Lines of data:
--- Start ---

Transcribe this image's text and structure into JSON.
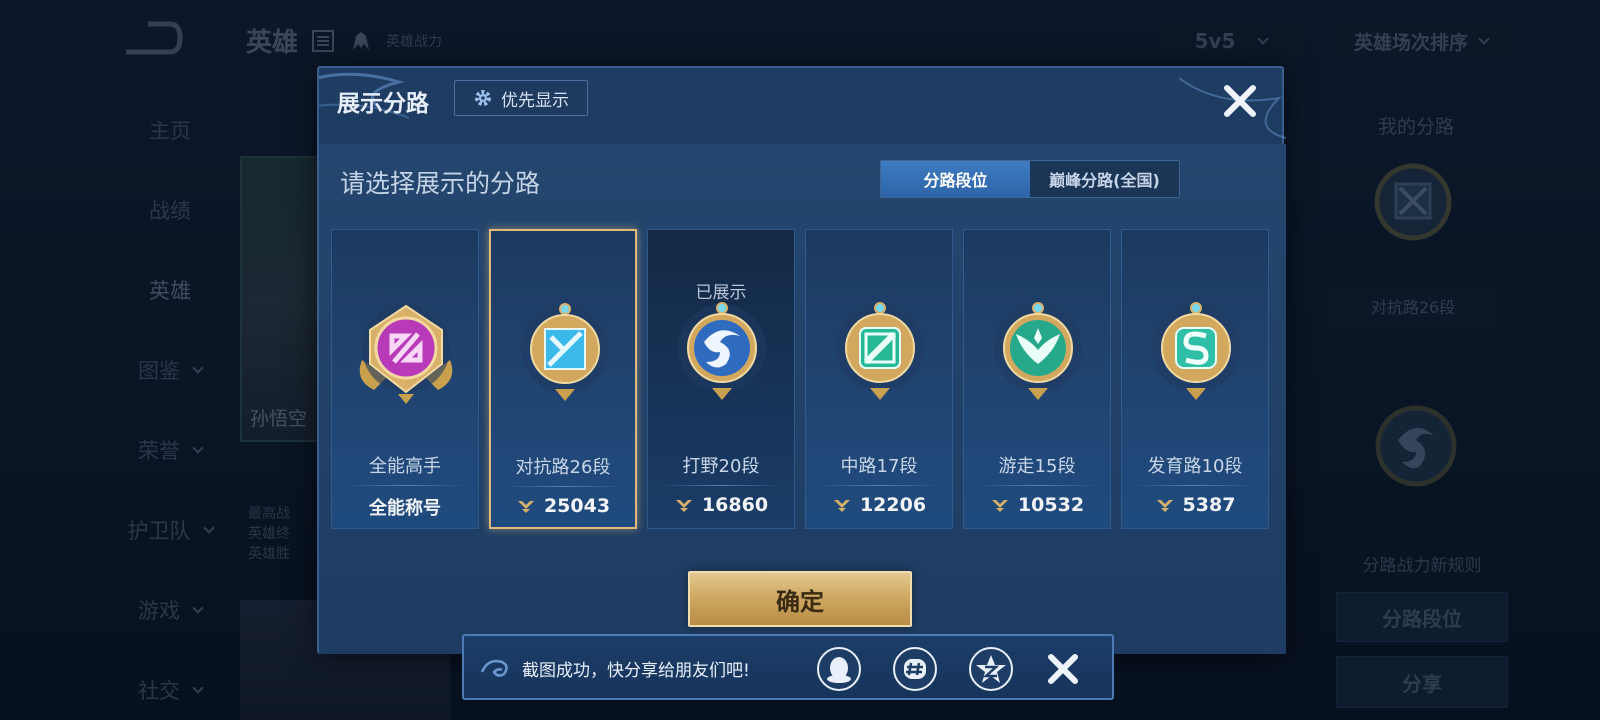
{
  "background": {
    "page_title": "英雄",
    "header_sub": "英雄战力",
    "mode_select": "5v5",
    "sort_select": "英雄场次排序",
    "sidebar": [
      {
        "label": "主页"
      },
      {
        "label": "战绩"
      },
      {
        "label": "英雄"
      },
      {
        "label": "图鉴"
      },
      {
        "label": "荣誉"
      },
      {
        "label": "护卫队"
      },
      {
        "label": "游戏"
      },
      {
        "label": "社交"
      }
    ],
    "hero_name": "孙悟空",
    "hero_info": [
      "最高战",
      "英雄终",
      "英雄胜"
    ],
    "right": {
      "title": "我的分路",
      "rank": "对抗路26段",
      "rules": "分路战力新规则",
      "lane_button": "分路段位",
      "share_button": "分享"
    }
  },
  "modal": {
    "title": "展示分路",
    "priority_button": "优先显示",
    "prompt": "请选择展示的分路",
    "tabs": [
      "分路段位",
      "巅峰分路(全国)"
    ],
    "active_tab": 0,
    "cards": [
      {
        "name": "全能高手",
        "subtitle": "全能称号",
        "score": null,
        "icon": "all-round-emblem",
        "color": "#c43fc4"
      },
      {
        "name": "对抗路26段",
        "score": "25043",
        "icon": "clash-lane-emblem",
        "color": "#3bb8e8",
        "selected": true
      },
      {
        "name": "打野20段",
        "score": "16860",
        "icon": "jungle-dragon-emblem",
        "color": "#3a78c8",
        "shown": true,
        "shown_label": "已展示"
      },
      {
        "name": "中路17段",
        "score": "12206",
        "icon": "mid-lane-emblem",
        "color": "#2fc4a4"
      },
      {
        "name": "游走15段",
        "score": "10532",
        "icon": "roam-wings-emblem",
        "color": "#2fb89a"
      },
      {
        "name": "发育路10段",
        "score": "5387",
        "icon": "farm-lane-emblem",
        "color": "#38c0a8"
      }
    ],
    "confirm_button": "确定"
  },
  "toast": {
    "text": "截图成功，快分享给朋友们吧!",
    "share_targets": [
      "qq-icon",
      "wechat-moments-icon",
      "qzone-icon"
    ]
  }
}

--- End ---

WORK TO BE COMPLETED:
Copy every line above word for word and exclude the pictures.

OUTPUT FOR THIS EXERCISE:
Transcribe this image's text and structure into JSON.
{
  "background": {
    "page_title": "英雄",
    "header_sub": "英雄战力",
    "mode_select": "5v5",
    "sort_select": "英雄场次排序",
    "sidebar": [
      {
        "label": "主页"
      },
      {
        "label": "战绩"
      },
      {
        "label": "英雄"
      },
      {
        "label": "图鉴"
      },
      {
        "label": "荣誉"
      },
      {
        "label": "护卫队"
      },
      {
        "label": "游戏"
      },
      {
        "label": "社交"
      }
    ],
    "hero_name": "孙悟空",
    "hero_info": [
      "最高战",
      "英雄终",
      "英雄胜"
    ],
    "right": {
      "title": "我的分路",
      "rank": "对抗路26段",
      "rules": "分路战力新规则",
      "lane_button": "分路段位",
      "share_button": "分享"
    }
  },
  "modal": {
    "title": "展示分路",
    "priority_button": "优先显示",
    "prompt": "请选择展示的分路",
    "tabs": [
      "分路段位",
      "巅峰分路(全国)"
    ],
    "active_tab": 0,
    "cards": [
      {
        "name": "全能高手",
        "subtitle": "全能称号",
        "score": null,
        "icon": "all-round-emblem",
        "color": "#c43fc4"
      },
      {
        "name": "对抗路26段",
        "score": "25043",
        "icon": "clash-lane-emblem",
        "color": "#3bb8e8",
        "selected": true
      },
      {
        "name": "打野20段",
        "score": "16860",
        "icon": "jungle-dragon-emblem",
        "color": "#3a78c8",
        "shown": true,
        "shown_label": "已展示"
      },
      {
        "name": "中路17段",
        "score": "12206",
        "icon": "mid-lane-emblem",
        "color": "#2fc4a4"
      },
      {
        "name": "游走15段",
        "score": "10532",
        "icon": "roam-wings-emblem",
        "color": "#2fb89a"
      },
      {
        "name": "发育路10段",
        "score": "5387",
        "icon": "farm-lane-emblem",
        "color": "#38c0a8"
      }
    ],
    "confirm_button": "确定"
  },
  "toast": {
    "text": "截图成功，快分享给朋友们吧!",
    "share_targets": [
      "qq-icon",
      "wechat-moments-icon",
      "qzone-icon"
    ]
  }
}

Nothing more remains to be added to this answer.